▶ [RECORD SET]:
══════════════════════════════
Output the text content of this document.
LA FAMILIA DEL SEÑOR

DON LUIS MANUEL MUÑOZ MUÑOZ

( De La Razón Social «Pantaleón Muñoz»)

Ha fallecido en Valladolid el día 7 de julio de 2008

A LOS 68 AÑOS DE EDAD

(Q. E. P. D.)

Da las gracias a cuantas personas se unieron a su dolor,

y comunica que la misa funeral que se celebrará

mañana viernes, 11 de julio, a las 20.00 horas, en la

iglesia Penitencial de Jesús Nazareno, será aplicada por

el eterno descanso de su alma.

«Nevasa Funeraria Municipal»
══════════════════════════════
▶ [EXERCISE]: Go through the records line by line and count those containing the string "julio". Give only the total.

▶ [FULL RESPONSE]: 2